A block of data:
::::::::

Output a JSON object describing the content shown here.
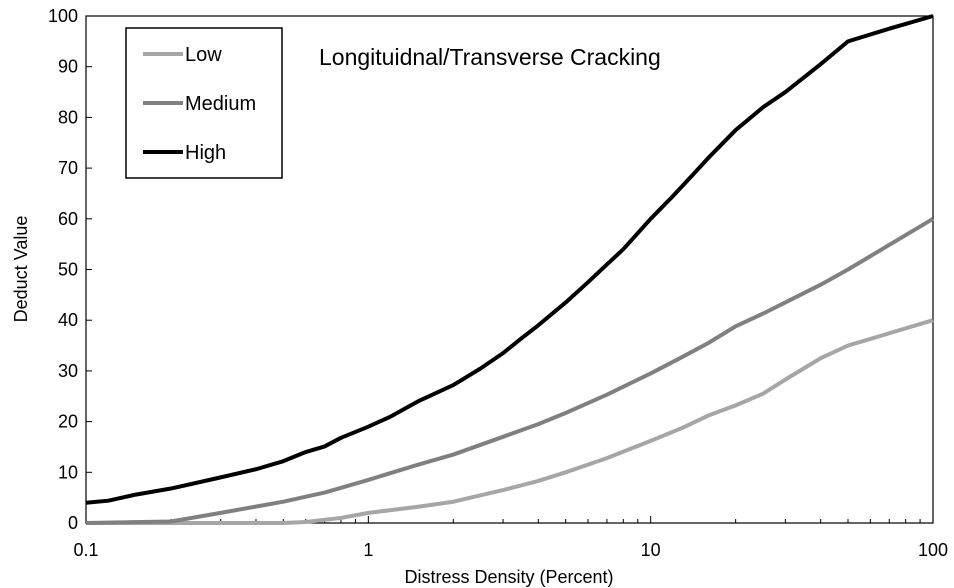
{
  "chart_data": {
    "type": "line",
    "title": "Longituidnal/Transverse Cracking",
    "xlabel": "Distress Density (Percent)",
    "ylabel": "Deduct Value",
    "x_scale": "log",
    "xlim": [
      0.1,
      100
    ],
    "ylim": [
      0,
      100
    ],
    "x_ticks": [
      0.1,
      1,
      10,
      100
    ],
    "x_tick_labels": [
      "0.1",
      "1",
      "10",
      "100"
    ],
    "y_ticks": [
      0,
      10,
      20,
      30,
      40,
      50,
      60,
      70,
      80,
      90,
      100
    ],
    "y_tick_labels": [
      "0",
      "10",
      "20",
      "30",
      "40",
      "50",
      "60",
      "70",
      "80",
      "90",
      "100"
    ],
    "grid": false,
    "legend_position": "top-left",
    "series": [
      {
        "name": "Low",
        "color": "#a6a6a6",
        "points": [
          [
            0.1,
            0
          ],
          [
            0.5,
            0
          ],
          [
            0.6,
            0.2
          ],
          [
            0.8,
            1
          ],
          [
            1,
            2
          ],
          [
            1.5,
            3.2
          ],
          [
            2,
            4.2
          ],
          [
            3,
            6.5
          ],
          [
            4,
            8.3
          ],
          [
            5,
            10
          ],
          [
            7,
            12.8
          ],
          [
            10,
            16.2
          ],
          [
            13,
            18.8
          ],
          [
            16,
            21.2
          ],
          [
            20,
            23.2
          ],
          [
            25,
            25.5
          ],
          [
            30,
            28.3
          ],
          [
            40,
            32.5
          ],
          [
            50,
            35
          ],
          [
            100,
            40
          ]
        ]
      },
      {
        "name": "Medium",
        "color": "#808080",
        "points": [
          [
            0.1,
            0
          ],
          [
            0.2,
            0.3
          ],
          [
            0.3,
            2
          ],
          [
            0.5,
            4.2
          ],
          [
            0.7,
            6
          ],
          [
            1,
            8.5
          ],
          [
            1.5,
            11.5
          ],
          [
            2,
            13.5
          ],
          [
            3,
            17
          ],
          [
            4,
            19.5
          ],
          [
            5,
            21.7
          ],
          [
            7,
            25.3
          ],
          [
            10,
            29.5
          ],
          [
            13,
            32.8
          ],
          [
            16,
            35.5
          ],
          [
            20,
            38.8
          ],
          [
            25,
            41.3
          ],
          [
            30,
            43.5
          ],
          [
            40,
            47
          ],
          [
            50,
            50
          ],
          [
            100,
            60
          ]
        ]
      },
      {
        "name": "High",
        "color": "#000000",
        "points": [
          [
            0.1,
            4
          ],
          [
            0.12,
            4.4
          ],
          [
            0.15,
            5.6
          ],
          [
            0.2,
            6.8
          ],
          [
            0.3,
            9
          ],
          [
            0.4,
            10.6
          ],
          [
            0.5,
            12.2
          ],
          [
            0.6,
            14
          ],
          [
            0.7,
            15.1
          ],
          [
            0.8,
            16.8
          ],
          [
            1,
            19
          ],
          [
            1.2,
            21
          ],
          [
            1.5,
            24
          ],
          [
            2,
            27.2
          ],
          [
            2.5,
            30.5
          ],
          [
            3,
            33.5
          ],
          [
            3.5,
            36.5
          ],
          [
            4,
            39
          ],
          [
            5,
            43.5
          ],
          [
            6,
            47.5
          ],
          [
            7,
            51
          ],
          [
            8,
            54
          ],
          [
            10,
            60
          ],
          [
            12,
            64.5
          ],
          [
            14,
            68.5
          ],
          [
            16,
            72
          ],
          [
            20,
            77.5
          ],
          [
            25,
            82
          ],
          [
            30,
            85
          ],
          [
            40,
            90.5
          ],
          [
            50,
            95
          ],
          [
            70,
            97.5
          ],
          [
            100,
            100
          ]
        ]
      }
    ]
  }
}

::::::::

Short problem: Reproduce the material word for word. Any pictures should be left out of the copy.

The solution:
Output a JSON object describing the content shown here.
{
  "chart_data": {
    "type": "line",
    "title": "Longituidnal/Transverse Cracking",
    "xlabel": "Distress Density (Percent)",
    "ylabel": "Deduct Value",
    "x_scale": "log",
    "xlim": [
      0.1,
      100
    ],
    "ylim": [
      0,
      100
    ],
    "x_ticks": [
      0.1,
      1,
      10,
      100
    ],
    "x_tick_labels": [
      "0.1",
      "1",
      "10",
      "100"
    ],
    "y_ticks": [
      0,
      10,
      20,
      30,
      40,
      50,
      60,
      70,
      80,
      90,
      100
    ],
    "y_tick_labels": [
      "0",
      "10",
      "20",
      "30",
      "40",
      "50",
      "60",
      "70",
      "80",
      "90",
      "100"
    ],
    "grid": false,
    "legend_position": "top-left",
    "series": [
      {
        "name": "Low",
        "color": "#a6a6a6",
        "points": [
          [
            0.1,
            0
          ],
          [
            0.5,
            0
          ],
          [
            0.6,
            0.2
          ],
          [
            0.8,
            1
          ],
          [
            1,
            2
          ],
          [
            1.5,
            3.2
          ],
          [
            2,
            4.2
          ],
          [
            3,
            6.5
          ],
          [
            4,
            8.3
          ],
          [
            5,
            10
          ],
          [
            7,
            12.8
          ],
          [
            10,
            16.2
          ],
          [
            13,
            18.8
          ],
          [
            16,
            21.2
          ],
          [
            20,
            23.2
          ],
          [
            25,
            25.5
          ],
          [
            30,
            28.3
          ],
          [
            40,
            32.5
          ],
          [
            50,
            35
          ],
          [
            100,
            40
          ]
        ]
      },
      {
        "name": "Medium",
        "color": "#808080",
        "points": [
          [
            0.1,
            0
          ],
          [
            0.2,
            0.3
          ],
          [
            0.3,
            2
          ],
          [
            0.5,
            4.2
          ],
          [
            0.7,
            6
          ],
          [
            1,
            8.5
          ],
          [
            1.5,
            11.5
          ],
          [
            2,
            13.5
          ],
          [
            3,
            17
          ],
          [
            4,
            19.5
          ],
          [
            5,
            21.7
          ],
          [
            7,
            25.3
          ],
          [
            10,
            29.5
          ],
          [
            13,
            32.8
          ],
          [
            16,
            35.5
          ],
          [
            20,
            38.8
          ],
          [
            25,
            41.3
          ],
          [
            30,
            43.5
          ],
          [
            40,
            47
          ],
          [
            50,
            50
          ],
          [
            100,
            60
          ]
        ]
      },
      {
        "name": "High",
        "color": "#000000",
        "points": [
          [
            0.1,
            4
          ],
          [
            0.12,
            4.4
          ],
          [
            0.15,
            5.6
          ],
          [
            0.2,
            6.8
          ],
          [
            0.3,
            9
          ],
          [
            0.4,
            10.6
          ],
          [
            0.5,
            12.2
          ],
          [
            0.6,
            14
          ],
          [
            0.7,
            15.1
          ],
          [
            0.8,
            16.8
          ],
          [
            1,
            19
          ],
          [
            1.2,
            21
          ],
          [
            1.5,
            24
          ],
          [
            2,
            27.2
          ],
          [
            2.5,
            30.5
          ],
          [
            3,
            33.5
          ],
          [
            3.5,
            36.5
          ],
          [
            4,
            39
          ],
          [
            5,
            43.5
          ],
          [
            6,
            47.5
          ],
          [
            7,
            51
          ],
          [
            8,
            54
          ],
          [
            10,
            60
          ],
          [
            12,
            64.5
          ],
          [
            14,
            68.5
          ],
          [
            16,
            72
          ],
          [
            20,
            77.5
          ],
          [
            25,
            82
          ],
          [
            30,
            85
          ],
          [
            40,
            90.5
          ],
          [
            50,
            95
          ],
          [
            70,
            97.5
          ],
          [
            100,
            100
          ]
        ]
      }
    ]
  }
}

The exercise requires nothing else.